- **MATERIAL FOR THE TASK**
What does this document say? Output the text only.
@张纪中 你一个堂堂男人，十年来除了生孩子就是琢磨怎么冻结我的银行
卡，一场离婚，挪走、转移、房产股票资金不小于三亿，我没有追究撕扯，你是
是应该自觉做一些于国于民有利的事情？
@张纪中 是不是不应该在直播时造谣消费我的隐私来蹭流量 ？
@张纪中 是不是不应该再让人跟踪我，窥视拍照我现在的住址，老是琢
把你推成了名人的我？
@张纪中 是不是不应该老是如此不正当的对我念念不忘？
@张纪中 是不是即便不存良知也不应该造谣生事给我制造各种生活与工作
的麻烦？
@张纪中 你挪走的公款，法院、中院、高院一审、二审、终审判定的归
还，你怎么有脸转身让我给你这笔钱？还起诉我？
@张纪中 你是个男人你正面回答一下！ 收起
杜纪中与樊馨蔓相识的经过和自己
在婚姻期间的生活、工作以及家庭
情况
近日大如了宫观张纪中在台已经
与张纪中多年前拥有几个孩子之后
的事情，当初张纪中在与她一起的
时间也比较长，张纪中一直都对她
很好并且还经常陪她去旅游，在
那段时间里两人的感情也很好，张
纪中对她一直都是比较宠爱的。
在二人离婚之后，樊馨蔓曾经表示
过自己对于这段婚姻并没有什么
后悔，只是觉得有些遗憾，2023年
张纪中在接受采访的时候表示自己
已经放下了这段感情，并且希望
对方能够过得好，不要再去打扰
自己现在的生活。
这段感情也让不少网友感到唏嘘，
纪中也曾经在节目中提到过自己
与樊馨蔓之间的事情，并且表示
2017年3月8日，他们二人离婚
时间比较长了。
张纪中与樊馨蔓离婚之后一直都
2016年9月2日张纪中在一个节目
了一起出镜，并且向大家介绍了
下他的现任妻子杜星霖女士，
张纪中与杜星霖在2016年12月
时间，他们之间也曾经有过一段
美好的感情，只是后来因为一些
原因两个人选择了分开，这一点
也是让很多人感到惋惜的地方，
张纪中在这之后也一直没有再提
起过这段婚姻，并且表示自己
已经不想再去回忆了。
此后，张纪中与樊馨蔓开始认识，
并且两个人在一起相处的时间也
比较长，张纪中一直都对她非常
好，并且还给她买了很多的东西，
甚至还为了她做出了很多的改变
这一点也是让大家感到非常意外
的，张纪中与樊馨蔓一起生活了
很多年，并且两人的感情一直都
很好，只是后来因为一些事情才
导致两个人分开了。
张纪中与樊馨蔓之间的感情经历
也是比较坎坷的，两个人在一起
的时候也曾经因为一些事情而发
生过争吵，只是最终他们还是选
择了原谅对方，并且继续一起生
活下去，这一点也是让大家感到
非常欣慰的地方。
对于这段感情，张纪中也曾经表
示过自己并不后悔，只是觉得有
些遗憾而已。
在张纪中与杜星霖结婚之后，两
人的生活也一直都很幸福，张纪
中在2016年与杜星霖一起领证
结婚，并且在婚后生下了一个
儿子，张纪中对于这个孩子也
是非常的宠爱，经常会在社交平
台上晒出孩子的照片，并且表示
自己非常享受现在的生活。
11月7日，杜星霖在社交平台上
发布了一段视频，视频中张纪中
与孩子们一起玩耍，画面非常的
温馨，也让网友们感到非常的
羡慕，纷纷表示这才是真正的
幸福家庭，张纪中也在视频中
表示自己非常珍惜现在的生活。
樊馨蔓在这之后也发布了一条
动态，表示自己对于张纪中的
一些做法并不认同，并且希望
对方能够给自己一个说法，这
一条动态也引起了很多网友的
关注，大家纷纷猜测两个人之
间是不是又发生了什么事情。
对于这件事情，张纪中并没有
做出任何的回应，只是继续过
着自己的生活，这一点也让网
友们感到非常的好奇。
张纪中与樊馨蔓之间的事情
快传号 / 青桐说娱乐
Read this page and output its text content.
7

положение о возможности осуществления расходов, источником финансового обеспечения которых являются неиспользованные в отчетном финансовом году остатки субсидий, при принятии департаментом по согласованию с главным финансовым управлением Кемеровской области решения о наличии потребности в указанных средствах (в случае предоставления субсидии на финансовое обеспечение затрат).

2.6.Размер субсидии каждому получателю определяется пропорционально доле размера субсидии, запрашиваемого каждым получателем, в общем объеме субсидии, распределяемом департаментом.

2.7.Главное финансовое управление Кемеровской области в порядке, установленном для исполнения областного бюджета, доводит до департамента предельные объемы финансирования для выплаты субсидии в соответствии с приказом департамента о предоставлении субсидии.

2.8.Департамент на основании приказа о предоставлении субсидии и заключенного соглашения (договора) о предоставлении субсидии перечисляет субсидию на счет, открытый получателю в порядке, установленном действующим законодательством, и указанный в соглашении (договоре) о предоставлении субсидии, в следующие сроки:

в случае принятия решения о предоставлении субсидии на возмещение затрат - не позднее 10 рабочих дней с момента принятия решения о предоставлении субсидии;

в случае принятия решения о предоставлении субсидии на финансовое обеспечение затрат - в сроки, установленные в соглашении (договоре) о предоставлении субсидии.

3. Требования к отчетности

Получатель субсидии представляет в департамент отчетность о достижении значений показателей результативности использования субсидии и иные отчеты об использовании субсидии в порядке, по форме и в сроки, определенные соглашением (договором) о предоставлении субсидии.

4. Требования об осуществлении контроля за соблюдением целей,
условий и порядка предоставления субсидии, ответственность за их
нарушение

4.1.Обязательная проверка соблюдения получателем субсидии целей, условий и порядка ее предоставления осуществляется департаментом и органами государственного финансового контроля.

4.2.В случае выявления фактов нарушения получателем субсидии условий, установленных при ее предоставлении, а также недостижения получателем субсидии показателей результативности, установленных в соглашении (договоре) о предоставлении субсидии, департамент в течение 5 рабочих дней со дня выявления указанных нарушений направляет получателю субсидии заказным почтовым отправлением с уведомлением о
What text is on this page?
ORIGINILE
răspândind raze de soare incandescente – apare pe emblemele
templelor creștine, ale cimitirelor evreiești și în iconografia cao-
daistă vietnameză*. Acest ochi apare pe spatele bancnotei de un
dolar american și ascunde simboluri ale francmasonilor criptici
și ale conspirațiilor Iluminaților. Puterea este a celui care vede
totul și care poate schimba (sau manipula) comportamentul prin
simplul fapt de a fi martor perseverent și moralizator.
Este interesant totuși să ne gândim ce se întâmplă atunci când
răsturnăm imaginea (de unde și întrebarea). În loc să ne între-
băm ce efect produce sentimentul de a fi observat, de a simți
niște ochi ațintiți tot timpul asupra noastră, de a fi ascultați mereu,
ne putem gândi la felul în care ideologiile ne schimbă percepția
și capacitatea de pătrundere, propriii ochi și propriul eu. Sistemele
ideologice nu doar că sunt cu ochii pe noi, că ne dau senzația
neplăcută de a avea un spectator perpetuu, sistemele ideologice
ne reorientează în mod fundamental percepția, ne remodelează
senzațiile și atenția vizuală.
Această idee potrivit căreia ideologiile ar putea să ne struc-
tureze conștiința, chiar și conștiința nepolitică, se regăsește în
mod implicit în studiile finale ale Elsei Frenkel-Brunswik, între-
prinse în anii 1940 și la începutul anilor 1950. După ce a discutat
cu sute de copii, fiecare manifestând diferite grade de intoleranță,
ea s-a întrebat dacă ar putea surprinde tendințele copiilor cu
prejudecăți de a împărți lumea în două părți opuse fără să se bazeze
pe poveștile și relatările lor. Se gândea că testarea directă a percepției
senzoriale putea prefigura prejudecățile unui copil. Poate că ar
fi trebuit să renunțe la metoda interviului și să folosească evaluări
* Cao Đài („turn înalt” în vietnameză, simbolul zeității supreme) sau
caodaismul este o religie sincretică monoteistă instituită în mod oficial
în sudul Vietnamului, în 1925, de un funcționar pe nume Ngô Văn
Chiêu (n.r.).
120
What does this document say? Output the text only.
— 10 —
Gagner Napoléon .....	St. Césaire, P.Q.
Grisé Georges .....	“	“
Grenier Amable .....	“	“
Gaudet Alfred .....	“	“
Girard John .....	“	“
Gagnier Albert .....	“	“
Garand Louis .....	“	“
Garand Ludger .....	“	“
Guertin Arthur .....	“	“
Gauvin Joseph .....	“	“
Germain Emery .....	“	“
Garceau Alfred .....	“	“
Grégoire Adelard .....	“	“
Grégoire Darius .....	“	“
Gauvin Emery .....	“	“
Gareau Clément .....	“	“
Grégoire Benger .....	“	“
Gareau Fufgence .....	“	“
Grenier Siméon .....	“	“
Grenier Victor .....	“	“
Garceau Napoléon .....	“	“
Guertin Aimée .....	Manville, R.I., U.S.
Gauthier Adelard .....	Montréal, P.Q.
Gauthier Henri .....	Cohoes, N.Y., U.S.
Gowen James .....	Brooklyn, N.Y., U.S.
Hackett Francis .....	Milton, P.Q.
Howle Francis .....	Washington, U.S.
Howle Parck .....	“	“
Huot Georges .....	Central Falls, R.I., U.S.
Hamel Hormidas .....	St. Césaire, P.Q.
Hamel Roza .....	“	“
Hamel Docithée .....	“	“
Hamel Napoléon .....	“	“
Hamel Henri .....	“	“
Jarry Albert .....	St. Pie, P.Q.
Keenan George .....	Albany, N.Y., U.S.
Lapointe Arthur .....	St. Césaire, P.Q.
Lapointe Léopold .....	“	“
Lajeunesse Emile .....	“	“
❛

- **WHAT THE TASK ASKS**
Find all lines holding the string "ideologice" and copy them.

- **FINAL RESULT**
ideologice nu doar că sunt cu ochii pe noi, că ne dau senzația
neplăcută de a avea un spectator perpetuu, sistemele ideologice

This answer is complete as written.